**THE PROBLEM**. Copy out each of the items below line for line, changing nothing.

**PROVIDED DATA**.
※ ※ ※

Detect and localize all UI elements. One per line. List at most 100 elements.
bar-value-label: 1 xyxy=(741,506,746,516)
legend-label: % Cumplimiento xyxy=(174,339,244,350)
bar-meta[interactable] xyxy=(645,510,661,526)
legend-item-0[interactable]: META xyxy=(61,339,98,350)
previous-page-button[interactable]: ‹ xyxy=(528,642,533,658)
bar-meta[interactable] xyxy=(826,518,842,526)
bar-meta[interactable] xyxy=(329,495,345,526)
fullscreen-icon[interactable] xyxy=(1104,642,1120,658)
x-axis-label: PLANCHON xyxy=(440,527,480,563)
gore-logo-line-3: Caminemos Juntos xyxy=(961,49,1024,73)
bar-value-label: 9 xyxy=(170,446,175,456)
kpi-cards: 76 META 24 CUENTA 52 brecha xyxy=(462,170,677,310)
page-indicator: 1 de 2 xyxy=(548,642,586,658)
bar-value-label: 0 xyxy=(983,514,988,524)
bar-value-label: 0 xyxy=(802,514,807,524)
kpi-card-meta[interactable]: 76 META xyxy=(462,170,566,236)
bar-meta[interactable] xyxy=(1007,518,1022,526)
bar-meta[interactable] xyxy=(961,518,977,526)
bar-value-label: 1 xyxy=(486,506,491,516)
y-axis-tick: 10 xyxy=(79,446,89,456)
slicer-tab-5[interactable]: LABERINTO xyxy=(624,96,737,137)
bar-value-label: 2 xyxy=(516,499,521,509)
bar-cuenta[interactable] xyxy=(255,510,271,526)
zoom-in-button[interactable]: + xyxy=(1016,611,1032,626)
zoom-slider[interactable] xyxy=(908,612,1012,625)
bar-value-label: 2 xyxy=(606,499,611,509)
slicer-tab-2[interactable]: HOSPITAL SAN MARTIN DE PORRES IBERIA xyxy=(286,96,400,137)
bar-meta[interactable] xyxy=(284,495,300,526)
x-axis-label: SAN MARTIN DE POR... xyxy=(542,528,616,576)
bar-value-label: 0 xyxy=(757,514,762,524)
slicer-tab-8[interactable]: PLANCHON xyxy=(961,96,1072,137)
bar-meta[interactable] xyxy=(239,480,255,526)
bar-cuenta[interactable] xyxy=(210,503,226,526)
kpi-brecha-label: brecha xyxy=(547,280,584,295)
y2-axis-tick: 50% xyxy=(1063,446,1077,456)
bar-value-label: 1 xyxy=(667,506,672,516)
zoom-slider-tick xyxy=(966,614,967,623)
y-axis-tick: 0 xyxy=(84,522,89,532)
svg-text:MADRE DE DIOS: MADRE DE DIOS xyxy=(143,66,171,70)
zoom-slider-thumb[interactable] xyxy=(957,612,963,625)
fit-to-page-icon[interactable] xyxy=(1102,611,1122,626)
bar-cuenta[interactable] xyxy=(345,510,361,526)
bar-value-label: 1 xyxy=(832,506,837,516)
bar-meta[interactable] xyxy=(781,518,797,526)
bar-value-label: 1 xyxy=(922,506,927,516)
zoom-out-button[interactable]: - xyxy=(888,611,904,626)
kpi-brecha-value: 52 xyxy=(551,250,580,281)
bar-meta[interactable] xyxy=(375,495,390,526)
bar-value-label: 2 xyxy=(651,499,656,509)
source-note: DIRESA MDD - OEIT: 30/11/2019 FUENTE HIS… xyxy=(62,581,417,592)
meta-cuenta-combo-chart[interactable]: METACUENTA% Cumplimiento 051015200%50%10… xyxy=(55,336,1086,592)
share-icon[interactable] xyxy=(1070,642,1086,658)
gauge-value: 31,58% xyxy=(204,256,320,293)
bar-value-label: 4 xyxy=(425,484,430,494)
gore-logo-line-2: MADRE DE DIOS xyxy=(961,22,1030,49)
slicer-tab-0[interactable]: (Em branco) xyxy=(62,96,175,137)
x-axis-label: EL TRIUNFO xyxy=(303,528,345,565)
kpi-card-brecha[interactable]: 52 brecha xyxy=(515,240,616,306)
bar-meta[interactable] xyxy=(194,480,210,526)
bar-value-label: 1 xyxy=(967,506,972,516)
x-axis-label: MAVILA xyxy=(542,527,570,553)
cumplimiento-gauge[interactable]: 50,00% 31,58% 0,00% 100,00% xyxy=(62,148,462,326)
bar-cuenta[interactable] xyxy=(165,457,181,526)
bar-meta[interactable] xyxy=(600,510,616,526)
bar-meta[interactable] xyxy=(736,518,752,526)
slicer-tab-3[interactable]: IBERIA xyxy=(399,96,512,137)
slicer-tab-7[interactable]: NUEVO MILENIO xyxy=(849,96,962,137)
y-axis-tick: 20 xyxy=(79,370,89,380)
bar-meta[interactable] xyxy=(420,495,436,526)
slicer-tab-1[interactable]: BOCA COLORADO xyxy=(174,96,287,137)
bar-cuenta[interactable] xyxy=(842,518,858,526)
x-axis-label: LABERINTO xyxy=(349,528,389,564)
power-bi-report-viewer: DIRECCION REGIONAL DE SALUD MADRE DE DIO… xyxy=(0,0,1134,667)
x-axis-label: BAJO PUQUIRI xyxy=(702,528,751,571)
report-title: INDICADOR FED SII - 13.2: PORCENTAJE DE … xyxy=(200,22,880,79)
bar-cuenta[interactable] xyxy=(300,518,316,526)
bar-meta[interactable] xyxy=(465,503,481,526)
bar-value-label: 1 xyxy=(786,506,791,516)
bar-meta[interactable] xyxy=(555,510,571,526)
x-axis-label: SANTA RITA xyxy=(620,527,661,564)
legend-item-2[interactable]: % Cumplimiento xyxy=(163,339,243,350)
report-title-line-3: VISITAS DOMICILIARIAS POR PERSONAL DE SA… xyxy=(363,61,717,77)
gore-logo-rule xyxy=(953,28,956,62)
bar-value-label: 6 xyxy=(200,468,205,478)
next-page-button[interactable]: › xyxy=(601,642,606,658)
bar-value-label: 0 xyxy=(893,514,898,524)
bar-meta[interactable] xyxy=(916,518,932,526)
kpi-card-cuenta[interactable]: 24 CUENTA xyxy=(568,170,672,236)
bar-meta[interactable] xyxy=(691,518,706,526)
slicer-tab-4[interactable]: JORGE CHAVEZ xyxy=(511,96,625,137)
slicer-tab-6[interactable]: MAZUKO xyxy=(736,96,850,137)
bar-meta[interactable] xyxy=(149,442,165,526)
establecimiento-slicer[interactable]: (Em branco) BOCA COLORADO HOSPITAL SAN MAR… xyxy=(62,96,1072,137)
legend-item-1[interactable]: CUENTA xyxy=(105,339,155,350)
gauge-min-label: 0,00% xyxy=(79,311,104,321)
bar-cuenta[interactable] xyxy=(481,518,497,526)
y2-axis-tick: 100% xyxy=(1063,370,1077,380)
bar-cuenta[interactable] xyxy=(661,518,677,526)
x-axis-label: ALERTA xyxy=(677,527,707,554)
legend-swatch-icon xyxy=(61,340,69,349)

※ ※ ※

**RESPONSE BELOW**.
Detect and localize all UI elements. One per line. List at most 100 elements.
bar-value-label: 1 xyxy=(741,506,746,516)
legend-label: % Cumplimiento xyxy=(174,339,244,350)
bar-meta[interactable] xyxy=(645,510,661,526)
legend-item-0[interactable]: META xyxy=(61,339,98,350)
previous-page-button[interactable]: ‹ xyxy=(528,642,533,658)
bar-meta[interactable] xyxy=(826,518,842,526)
bar-meta[interactable] xyxy=(329,495,345,526)
fullscreen-icon[interactable] xyxy=(1104,642,1120,658)
x-axis-label: PLANCHON xyxy=(440,527,480,563)
gore-logo-line-3: Caminemos Juntos xyxy=(961,49,1024,73)
bar-value-label: 9 xyxy=(170,446,175,456)
kpi-cards: 76 META 24 CUENTA 52 brecha xyxy=(462,170,677,310)
page-indicator: 1 de 2 xyxy=(548,642,586,658)
bar-value-label: 0 xyxy=(983,514,988,524)
bar-value-label: 0 xyxy=(802,514,807,524)
kpi-card-meta[interactable]: 76 META xyxy=(462,170,566,236)
bar-meta[interactable] xyxy=(1007,518,1022,526)
bar-meta[interactable] xyxy=(961,518,977,526)
bar-value-label: 1 xyxy=(486,506,491,516)
y-axis-tick: 10 xyxy=(79,446,89,456)
slicer-tab-5[interactable]: LABERINTO xyxy=(624,96,737,137)
bar-value-label: 2 xyxy=(516,499,521,509)
bar-cuenta[interactable] xyxy=(255,510,271,526)
zoom-in-button[interactable]: + xyxy=(1016,611,1032,626)
zoom-slider[interactable] xyxy=(908,612,1012,625)
bar-value-label: 2 xyxy=(606,499,611,509)
slicer-tab-2[interactable]: HOSPITAL SAN MARTIN DE PORRES IBERIA xyxy=(286,96,400,137)
bar-meta[interactable] xyxy=(284,495,300,526)
x-axis-label: SAN MARTIN DE POR... xyxy=(542,528,616,576)
bar-value-label: 0 xyxy=(757,514,762,524)
slicer-tab-8[interactable]: PLANCHON xyxy=(961,96,1072,137)
bar-meta[interactable] xyxy=(239,480,255,526)
bar-cuenta[interactable] xyxy=(210,503,226,526)
kpi-brecha-label: brecha xyxy=(547,280,584,295)
y2-axis-tick: 50% xyxy=(1063,446,1077,456)
bar-value-label: 1 xyxy=(667,506,672,516)
zoom-slider-tick xyxy=(966,614,967,623)
y-axis-tick: 0 xyxy=(84,522,89,532)
svg-text:MADRE DE DIOS: MADRE DE DIOS xyxy=(143,66,171,70)
zoom-slider-thumb[interactable] xyxy=(957,612,963,625)
fit-to-page-icon[interactable] xyxy=(1102,611,1122,626)
bar-cuenta[interactable] xyxy=(345,510,361,526)
bar-value-label: 1 xyxy=(832,506,837,516)
bar-meta[interactable] xyxy=(781,518,797,526)
bar-value-label: 1 xyxy=(922,506,927,516)
zoom-out-button[interactable]: - xyxy=(888,611,904,626)
kpi-brecha-value: 52 xyxy=(551,250,580,281)
bar-meta[interactable] xyxy=(375,495,390,526)
bar-value-label: 2 xyxy=(651,499,656,509)
source-note: DIRESA MDD - OEIT: 30/11/2019 FUENTE HIS… xyxy=(62,581,417,592)
meta-cuenta-combo-chart[interactable]: METACUENTA% Cumplimiento 051015200%50%10… xyxy=(55,336,1086,592)
share-icon[interactable] xyxy=(1070,642,1086,658)
gauge-value: 31,58% xyxy=(204,256,320,293)
bar-value-label: 4 xyxy=(425,484,430,494)
gore-logo-line-2: MADRE DE DIOS xyxy=(961,22,1030,49)
slicer-tab-0[interactable]: (Em branco) xyxy=(62,96,175,137)
x-axis-label: EL TRIUNFO xyxy=(303,528,345,565)
kpi-card-brecha[interactable]: 52 brecha xyxy=(515,240,616,306)
bar-meta[interactable] xyxy=(194,480,210,526)
bar-value-label: 1 xyxy=(967,506,972,516)
x-axis-label: MAVILA xyxy=(542,527,570,553)
cumplimiento-gauge[interactable]: 50,00% 31,58% 0,00% 100,00% xyxy=(62,148,462,326)
bar-cuenta[interactable] xyxy=(165,457,181,526)
bar-meta[interactable] xyxy=(600,510,616,526)
bar-meta[interactable] xyxy=(736,518,752,526)
slicer-tab-3[interactable]: IBERIA xyxy=(399,96,512,137)
slicer-tab-7[interactable]: NUEVO MILENIO xyxy=(849,96,962,137)
y-axis-tick: 20 xyxy=(79,370,89,380)
bar-meta[interactable] xyxy=(420,495,436,526)
slicer-tab-1[interactable]: BOCA COLORADO xyxy=(174,96,287,137)
bar-cuenta[interactable] xyxy=(842,518,858,526)
x-axis-label: LABERINTO xyxy=(349,528,389,564)
power-bi-report-viewer: DIRECCION REGIONAL DE SALUD MADRE DE DIO… xyxy=(0,0,1134,667)
x-axis-label: BAJO PUQUIRI xyxy=(702,528,751,571)
report-title: INDICADOR FED SII - 13.2: PORCENTAJE DE … xyxy=(200,22,880,79)
bar-cuenta[interactable] xyxy=(300,518,316,526)
bar-meta[interactable] xyxy=(465,503,481,526)
bar-value-label: 1 xyxy=(786,506,791,516)
bar-meta[interactable] xyxy=(555,510,571,526)
x-axis-label: SANTA RITA xyxy=(620,527,661,564)
legend-item-2[interactable]: % Cumplimiento xyxy=(163,339,243,350)
report-title-line-3: VISITAS DOMICILIARIAS POR PERSONAL DE SA… xyxy=(363,61,717,77)
gore-logo-rule xyxy=(953,28,956,62)
bar-value-label: 6 xyxy=(200,468,205,478)
next-page-button[interactable]: › xyxy=(601,642,606,658)
bar-value-label: 0 xyxy=(893,514,898,524)
bar-meta[interactable] xyxy=(916,518,932,526)
kpi-card-cuenta[interactable]: 24 CUENTA xyxy=(568,170,672,236)
bar-meta[interactable] xyxy=(691,518,706,526)
slicer-tab-4[interactable]: JORGE CHAVEZ xyxy=(511,96,625,137)
slicer-tab-6[interactable]: MAZUKO xyxy=(736,96,850,137)
bar-meta[interactable] xyxy=(149,442,165,526)
establecimiento-slicer[interactable]: (Em branco) BOCA COLORADO HOSPITAL SAN MAR… xyxy=(62,96,1072,137)
legend-item-1[interactable]: CUENTA xyxy=(105,339,155,350)
gauge-min-label: 0,00% xyxy=(79,311,104,321)
bar-cuenta[interactable] xyxy=(481,518,497,526)
y2-axis-tick: 100% xyxy=(1063,370,1077,380)
bar-cuenta[interactable] xyxy=(661,518,677,526)
x-axis-label: ALERTA xyxy=(677,527,707,554)
legend-swatch-icon xyxy=(61,340,69,349)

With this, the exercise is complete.